Exercise prompt: Please reproduce these lines word for word, omitting the picture.

········

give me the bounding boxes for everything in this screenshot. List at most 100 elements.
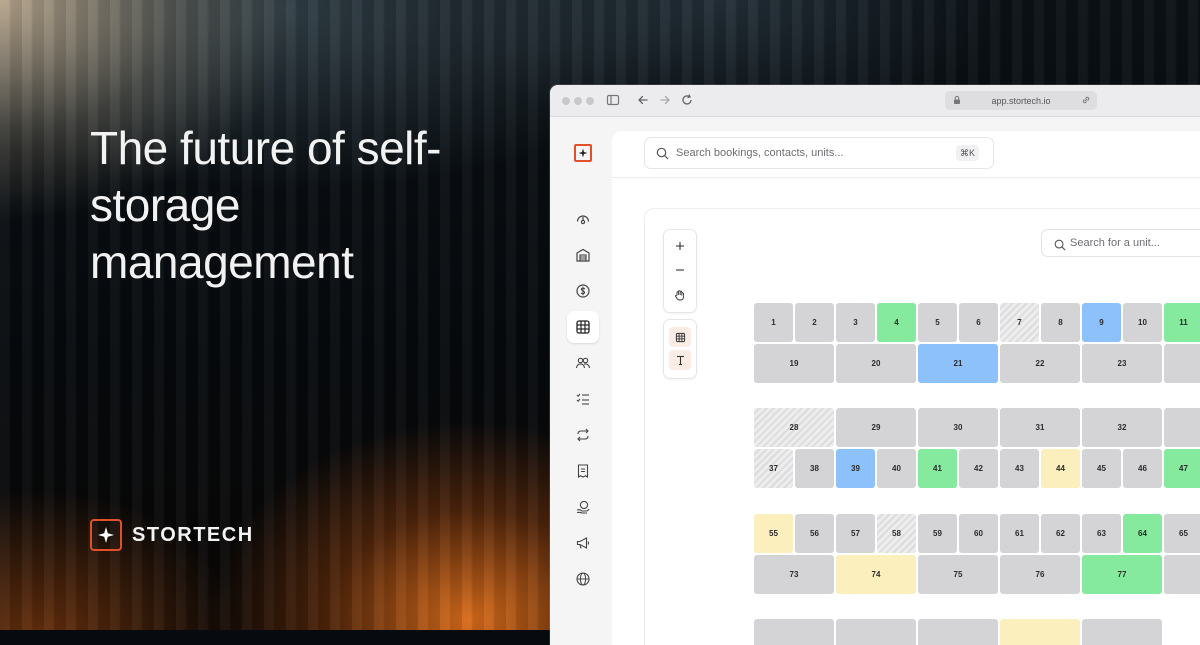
nav-reports-receipt-icon[interactable] [567,455,599,487]
storage-unit[interactable]: 39 [836,449,875,488]
storage-unit[interactable]: 37 [754,449,793,488]
storage-unit[interactable]: 44 [1041,449,1080,488]
back-arrow-icon[interactable] [636,93,650,112]
nav-marketing-megaphone-icon[interactable] [567,527,599,559]
browser-toolbar: app.stortech.io [550,85,1200,117]
storage-unit[interactable]: 8 [1041,303,1080,342]
storage-unit[interactable]: 4 [877,303,916,342]
storage-unit[interactable]: 45 [1082,449,1121,488]
window-close-dot[interactable] [562,97,570,105]
search-shortcut-badge: ⌘K [955,145,979,161]
storage-unit[interactable]: 28 [754,408,834,447]
grid-layer-icon[interactable] [669,327,691,347]
storage-unit[interactable]: 77 [1082,555,1162,594]
storage-unit[interactable]: 58 [877,514,916,553]
storage-unit[interactable]: 32 [1082,408,1162,447]
storage-unit[interactable]: 10 [1123,303,1162,342]
storage-unit[interactable]: 20 [836,344,916,383]
storage-unit[interactable]: 74 [836,555,916,594]
storage-unit[interactable]: 1 [754,303,793,342]
nav-website-globe-icon[interactable] [567,563,599,595]
storage-unit[interactable]: 21 [918,344,998,383]
address-bar[interactable]: app.stortech.io [945,91,1097,110]
storage-unit[interactable] [836,619,916,645]
storage-unit[interactable]: 23 [1082,344,1162,383]
storage-unit[interactable]: 55 [754,514,793,553]
stortech-logo-icon [90,519,122,551]
storage-unit[interactable]: 64 [1123,514,1162,553]
brand-name: STORTECH [132,523,254,546]
storage-unit[interactable] [918,619,998,645]
forward-arrow-icon[interactable] [658,93,672,112]
storage-unit[interactable] [754,619,834,645]
storage-unit[interactable] [1164,555,1200,594]
brand-lockup: STORTECH [90,519,254,551]
app-sidebar [550,117,616,645]
storage-unit[interactable] [1164,408,1200,447]
storage-unit[interactable]: 59 [918,514,957,553]
storage-unit[interactable] [1082,619,1162,645]
pan-hand-icon[interactable] [669,285,691,305]
storage-unit[interactable]: 65 [1164,514,1200,553]
global-search-placeholder: Search bookings, contacts, units... [676,147,844,159]
nav-recurring-refresh-icon[interactable] [567,419,599,451]
sidebar-toggle-icon[interactable] [606,93,620,112]
search-icon [1054,238,1066,256]
storage-unit[interactable]: 7 [1000,303,1039,342]
nav-billing-dollar-icon[interactable] [567,275,599,307]
storage-unit[interactable]: 5 [918,303,957,342]
nav-facility-warehouse-icon[interactable] [567,239,599,271]
storage-unit[interactable]: 11 [1164,303,1200,342]
top-bar: Search bookings, contacts, units... ⌘K [612,131,1200,178]
reload-icon[interactable] [680,93,694,112]
nav-tasks-checklist-icon[interactable] [567,383,599,415]
nav-payments-coins-icon[interactable] [567,491,599,523]
storage-unit[interactable]: 22 [1000,344,1080,383]
storage-unit[interactable]: 2 [795,303,834,342]
storage-unit[interactable]: 76 [1000,555,1080,594]
storage-unit[interactable]: 61 [1000,514,1039,553]
storage-unit[interactable]: 3 [836,303,875,342]
storage-unit[interactable]: 63 [1082,514,1121,553]
hero-headline: The future of self-storage management [90,122,442,288]
storage-unit[interactable]: 47 [1164,449,1200,488]
nav-unit-map-grid-icon[interactable] [567,311,599,343]
map-zoom-toolbar [663,229,697,313]
unit-search-input[interactable]: Search for a unit... [1041,229,1200,257]
storage-unit[interactable]: 73 [754,555,834,594]
storage-unit[interactable]: 30 [918,408,998,447]
storage-unit[interactable]: 31 [1000,408,1080,447]
storage-unit[interactable]: 62 [1041,514,1080,553]
storage-unit[interactable] [1000,619,1080,645]
storage-unit[interactable]: 57 [836,514,875,553]
map-layer-toolbar [663,319,697,379]
zoom-out-icon[interactable] [669,260,691,280]
storage-unit[interactable]: 60 [959,514,998,553]
nav-contacts-people-icon[interactable] [567,347,599,379]
nav-dashboard-gauge-icon[interactable] [567,203,599,235]
storage-unit[interactable]: 56 [795,514,834,553]
storage-unit[interactable]: 41 [918,449,957,488]
unit-map-canvas[interactable]: Search for a unit... 1 2 3 4 5 6 7 8 9 10 11 19 20 21… [644,208,1200,645]
window-minimize-dot[interactable] [574,97,582,105]
storage-unit[interactable]: 38 [795,449,834,488]
storage-unit[interactable]: 19 [754,344,834,383]
global-search-input[interactable]: Search bookings, contacts, units... ⌘K [644,137,994,169]
storage-unit[interactable] [1164,344,1200,383]
storage-unit[interactable]: 29 [836,408,916,447]
storage-unit[interactable]: 46 [1123,449,1162,488]
share-link-icon[interactable] [1081,95,1091,107]
storage-unit[interactable]: 6 [959,303,998,342]
main-content: Search bookings, contacts, units... ⌘K S… [612,131,1200,645]
zoom-in-icon[interactable] [669,236,691,256]
storage-unit[interactable]: 43 [1000,449,1039,488]
window-maximize-dot[interactable] [586,97,594,105]
storage-unit[interactable]: 9 [1082,303,1121,342]
app-logo-icon[interactable] [574,144,592,162]
storage-unit[interactable]: 42 [959,449,998,488]
storage-unit[interactable]: 40 [877,449,916,488]
text-layer-icon[interactable] [669,350,691,370]
search-icon [656,147,669,165]
url-text: app.stortech.io [991,95,1051,106]
storage-unit[interactable]: 75 [918,555,998,594]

········

Task answer:
give me the bounding boxes for everything in this screenshot. List at most 100 elements.
nav-reports-receipt-icon[interactable] [567,455,599,487]
storage-unit[interactable]: 39 [836,449,875,488]
storage-unit[interactable]: 37 [754,449,793,488]
storage-unit[interactable]: 44 [1041,449,1080,488]
back-arrow-icon[interactable] [636,93,650,112]
nav-marketing-megaphone-icon[interactable] [567,527,599,559]
browser-toolbar: app.stortech.io [550,85,1200,117]
storage-unit[interactable]: 8 [1041,303,1080,342]
storage-unit[interactable]: 4 [877,303,916,342]
storage-unit[interactable]: 45 [1082,449,1121,488]
window-close-dot[interactable] [562,97,570,105]
search-shortcut-badge: ⌘K [955,145,979,161]
storage-unit[interactable]: 28 [754,408,834,447]
grid-layer-icon[interactable] [669,327,691,347]
storage-unit[interactable]: 77 [1082,555,1162,594]
storage-unit[interactable]: 58 [877,514,916,553]
storage-unit[interactable]: 32 [1082,408,1162,447]
storage-unit[interactable]: 10 [1123,303,1162,342]
storage-unit[interactable]: 20 [836,344,916,383]
storage-unit[interactable]: 74 [836,555,916,594]
storage-unit[interactable]: 1 [754,303,793,342]
nav-website-globe-icon[interactable] [567,563,599,595]
storage-unit[interactable]: 21 [918,344,998,383]
address-bar[interactable]: app.stortech.io [945,91,1097,110]
storage-unit[interactable] [836,619,916,645]
storage-unit[interactable]: 23 [1082,344,1162,383]
storage-unit[interactable]: 55 [754,514,793,553]
stortech-logo-icon [90,519,122,551]
storage-unit[interactable]: 64 [1123,514,1162,553]
brand-name: STORTECH [132,523,254,546]
storage-unit[interactable] [918,619,998,645]
forward-arrow-icon[interactable] [658,93,672,112]
storage-unit[interactable] [754,619,834,645]
storage-unit[interactable] [1164,555,1200,594]
brand-lockup: STORTECH [90,519,254,551]
app-sidebar [550,117,616,645]
storage-unit[interactable] [1164,408,1200,447]
storage-unit[interactable]: 59 [918,514,957,553]
storage-unit[interactable] [1082,619,1162,645]
pan-hand-icon[interactable] [669,285,691,305]
storage-unit[interactable]: 65 [1164,514,1200,553]
global-search-placeholder: Search bookings, contacts, units... [676,147,844,159]
nav-recurring-refresh-icon[interactable] [567,419,599,451]
sidebar-toggle-icon[interactable] [606,93,620,112]
search-icon [1054,238,1066,256]
storage-unit[interactable]: 7 [1000,303,1039,342]
nav-billing-dollar-icon[interactable] [567,275,599,307]
storage-unit[interactable]: 5 [918,303,957,342]
nav-facility-warehouse-icon[interactable] [567,239,599,271]
storage-unit[interactable]: 11 [1164,303,1200,342]
top-bar: Search bookings, contacts, units... ⌘K [612,131,1200,178]
reload-icon[interactable] [680,93,694,112]
nav-tasks-checklist-icon[interactable] [567,383,599,415]
nav-payments-coins-icon[interactable] [567,491,599,523]
storage-unit[interactable]: 22 [1000,344,1080,383]
storage-unit[interactable]: 2 [795,303,834,342]
storage-unit[interactable]: 76 [1000,555,1080,594]
storage-unit[interactable]: 61 [1000,514,1039,553]
storage-unit[interactable]: 3 [836,303,875,342]
storage-unit[interactable]: 63 [1082,514,1121,553]
hero-headline: The future of self-storage management [90,122,442,288]
storage-unit[interactable]: 47 [1164,449,1200,488]
nav-unit-map-grid-icon[interactable] [567,311,599,343]
map-zoom-toolbar [663,229,697,313]
unit-search-input[interactable]: Search for a unit... [1041,229,1200,257]
storage-unit[interactable]: 73 [754,555,834,594]
storage-unit[interactable]: 30 [918,408,998,447]
storage-unit[interactable]: 31 [1000,408,1080,447]
storage-unit[interactable]: 62 [1041,514,1080,553]
storage-unit[interactable] [1000,619,1080,645]
storage-unit[interactable]: 57 [836,514,875,553]
map-layer-toolbar [663,319,697,379]
zoom-out-icon[interactable] [669,260,691,280]
storage-unit[interactable]: 60 [959,514,998,553]
nav-contacts-people-icon[interactable] [567,347,599,379]
nav-dashboard-gauge-icon[interactable] [567,203,599,235]
storage-unit[interactable]: 56 [795,514,834,553]
storage-unit[interactable]: 41 [918,449,957,488]
unit-map-canvas[interactable]: Search for a unit... 1 2 3 4 5 6 7 8 9 10 11 19 20 21… [644,208,1200,645]
window-minimize-dot[interactable] [574,97,582,105]
storage-unit[interactable]: 38 [795,449,834,488]
storage-unit[interactable]: 19 [754,344,834,383]
global-search-input[interactable]: Search bookings, contacts, units... ⌘K [644,137,994,169]
storage-unit[interactable] [1164,344,1200,383]
storage-unit[interactable]: 29 [836,408,916,447]
storage-unit[interactable]: 46 [1123,449,1162,488]
share-link-icon[interactable] [1081,95,1091,107]
storage-unit[interactable]: 6 [959,303,998,342]
main-content: Search bookings, contacts, units... ⌘K S… [612,131,1200,645]
zoom-in-icon[interactable] [669,236,691,256]
storage-unit[interactable]: 43 [1000,449,1039,488]
window-maximize-dot[interactable] [586,97,594,105]
storage-unit[interactable]: 9 [1082,303,1121,342]
app-logo-icon[interactable] [574,144,592,162]
storage-unit[interactable]: 42 [959,449,998,488]
storage-unit[interactable]: 40 [877,449,916,488]
text-layer-icon[interactable] [669,350,691,370]
search-icon [656,147,669,165]
url-text: app.stortech.io [991,95,1051,106]
storage-unit[interactable]: 75 [918,555,998,594]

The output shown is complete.